=== WHAT IS ASKED ===
The records below must be written out exactly, with every picture left behind.

## start DATA ROWS

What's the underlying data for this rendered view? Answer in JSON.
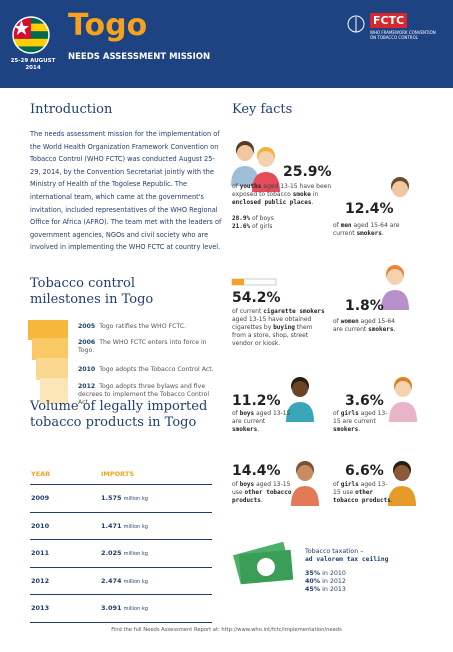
{
  "header": {
    "title": "Togo",
    "subtitle": "NEEDS ASSESSMENT MISSION",
    "date": [
      "25-29 AUGUST",
      "2014"
    ],
    "logo": "FCTC",
    "logo_text": [
      "WHO FRAMEWORK CONVENTION",
      "ON TOBACCO CONTROL"
    ]
  },
  "introduction": {
    "title": "Introduction",
    "text": "The needs assessment mission for the implementation of the World Health Organization Framework Convention on Tobacco Control (WHO FCTC) was conducted August 25-29, 2014, by the Convention Secretariat jointly with the Ministry of Health of the Togolese Republic. The international team, which came at the government's invitation, included representatives of the WHO Regional Office for Africa (AFRO). The team met with the leaders of government agencies, NGOs and civil society who are involved in implementing the WHO FCTC at country level."
  },
  "milestones": {
    "title": "Tobacco control milestones in Togo",
    "items": [
      {
        "year": "2005",
        "text": "Togo ratifies the WHO FCTC."
      },
      {
        "year": "2006",
        "text": "The WHO FCTC enters into force in Togo."
      },
      {
        "year": "2010",
        "text": "Togo adopts the Tobacco Control Act."
      },
      {
        "year": "2012",
        "text": "Togo adopts three bylaws and five decrees to implement the Tobacco Control Act."
      }
    ]
  },
  "imports": {
    "title": "Volume of legally imported tobacco products in Togo",
    "columns": [
      "YEAR",
      "IMPORTS"
    ],
    "rows": [
      [
        "2009",
        "1.575",
        "million kg"
      ],
      [
        "2010",
        "1.471",
        "million kg"
      ],
      [
        "2011",
        "2.025",
        "million kg"
      ],
      [
        "2012",
        "2.474",
        "million kg"
      ],
      [
        "2013",
        "3.091",
        "million kg"
      ]
    ]
  },
  "key_facts": {
    "title": "Key facts",
    "facts": [
      {
        "value": "25.9%",
        "parts": [
          "of ",
          "youths",
          " aged 13-15 have been exposed to tobacco ",
          "smoke",
          " in ",
          "enclosed public places",
          "."
        ],
        "details": [
          [
            "28.9%",
            " of boys"
          ],
          [
            "21.6%",
            " of girls"
          ]
        ]
      },
      {
        "value": "12.4%",
        "parts": [
          "of ",
          "men",
          " aged 15-64 are current ",
          "smokers",
          "."
        ]
      },
      {
        "value": "54.2%",
        "parts": [
          "of current ",
          "cigarette smokers",
          " aged 13-15 have obtained cigarettes by ",
          "buying",
          " them from a store, shop, street vendor or kiosk."
        ]
      },
      {
        "value": "1.8%",
        "parts": [
          "of ",
          "women",
          " aged 15-64 are current ",
          "smokers",
          "."
        ]
      },
      {
        "value": "11.2%",
        "parts": [
          "of ",
          "boys",
          " aged 13-15 are current ",
          "smokers",
          "."
        ]
      },
      {
        "value": "3.6%",
        "parts": [
          "of ",
          "girls",
          " aged 13-15 are current ",
          "smokers",
          "."
        ]
      },
      {
        "value": "14.4%",
        "parts": [
          "of ",
          "boys",
          " aged 13-15 use ",
          "other tobacco products",
          "."
        ]
      },
      {
        "value": "6.6%",
        "parts": [
          "of ",
          "girls",
          " aged 13-15 use ",
          "other tobacco products",
          "."
        ]
      }
    ]
  },
  "taxation": {
    "title": "Tobacco taxation –",
    "subtitle": "ad valorem tax ceiling",
    "rates": [
      [
        "35%",
        " in 2010"
      ],
      [
        "40%",
        " in 2012"
      ],
      [
        "45%",
        " in 2013"
      ]
    ]
  },
  "footer": "Find the full Needs Assessment Report at: http://www.who.int/fctc/implementation/needs"
}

## end DATA ROWS

=== OUTPUT BELOW ===
What's the underlying data for this rendered view? Answer in JSON.
{
  "header": {
    "title": "Togo",
    "subtitle": "NEEDS ASSESSMENT MISSION",
    "date": [
      "25-29 AUGUST",
      "2014"
    ],
    "logo": "FCTC",
    "logo_text": [
      "WHO FRAMEWORK CONVENTION",
      "ON TOBACCO CONTROL"
    ]
  },
  "introduction": {
    "title": "Introduction",
    "text": "The needs assessment mission for the implementation of the World Health Organization Framework Convention on Tobacco Control (WHO FCTC) was conducted August 25-29, 2014, by the Convention Secretariat jointly with the Ministry of Health of the Togolese Republic. The international team, which came at the government's invitation, included representatives of the WHO Regional Office for Africa (AFRO). The team met with the leaders of government agencies, NGOs and civil society who are involved in implementing the WHO FCTC at country level."
  },
  "milestones": {
    "title": "Tobacco control milestones in Togo",
    "items": [
      {
        "year": "2005",
        "text": "Togo ratifies the WHO FCTC."
      },
      {
        "year": "2006",
        "text": "The WHO FCTC enters into force in Togo."
      },
      {
        "year": "2010",
        "text": "Togo adopts the Tobacco Control Act."
      },
      {
        "year": "2012",
        "text": "Togo adopts three bylaws and five decrees to implement the Tobacco Control Act."
      }
    ]
  },
  "imports": {
    "title": "Volume of legally imported tobacco products in Togo",
    "columns": [
      "YEAR",
      "IMPORTS"
    ],
    "rows": [
      [
        "2009",
        "1.575",
        "million kg"
      ],
      [
        "2010",
        "1.471",
        "million kg"
      ],
      [
        "2011",
        "2.025",
        "million kg"
      ],
      [
        "2012",
        "2.474",
        "million kg"
      ],
      [
        "2013",
        "3.091",
        "million kg"
      ]
    ]
  },
  "key_facts": {
    "title": "Key facts",
    "facts": [
      {
        "value": "25.9%",
        "parts": [
          "of ",
          "youths",
          " aged 13-15 have been exposed to tobacco ",
          "smoke",
          " in ",
          "enclosed public places",
          "."
        ],
        "details": [
          [
            "28.9%",
            " of boys"
          ],
          [
            "21.6%",
            " of girls"
          ]
        ]
      },
      {
        "value": "12.4%",
        "parts": [
          "of ",
          "men",
          " aged 15-64 are current ",
          "smokers",
          "."
        ]
      },
      {
        "value": "54.2%",
        "parts": [
          "of current ",
          "cigarette smokers",
          " aged 13-15 have obtained cigarettes by ",
          "buying",
          " them from a store, shop, street vendor or kiosk."
        ]
      },
      {
        "value": "1.8%",
        "parts": [
          "of ",
          "women",
          " aged 15-64 are current ",
          "smokers",
          "."
        ]
      },
      {
        "value": "11.2%",
        "parts": [
          "of ",
          "boys",
          " aged 13-15 are current ",
          "smokers",
          "."
        ]
      },
      {
        "value": "3.6%",
        "parts": [
          "of ",
          "girls",
          " aged 13-15 are current ",
          "smokers",
          "."
        ]
      },
      {
        "value": "14.4%",
        "parts": [
          "of ",
          "boys",
          " aged 13-15 use ",
          "other tobacco products",
          "."
        ]
      },
      {
        "value": "6.6%",
        "parts": [
          "of ",
          "girls",
          " aged 13-15 use ",
          "other tobacco products",
          "."
        ]
      }
    ]
  },
  "taxation": {
    "title": "Tobacco taxation –",
    "subtitle": "ad valorem tax ceiling",
    "rates": [
      [
        "35%",
        " in 2010"
      ],
      [
        "40%",
        " in 2012"
      ],
      [
        "45%",
        " in 2013"
      ]
    ]
  },
  "footer": "Find the full Needs Assessment Report at: http://www.who.int/fctc/implementation/needs"
}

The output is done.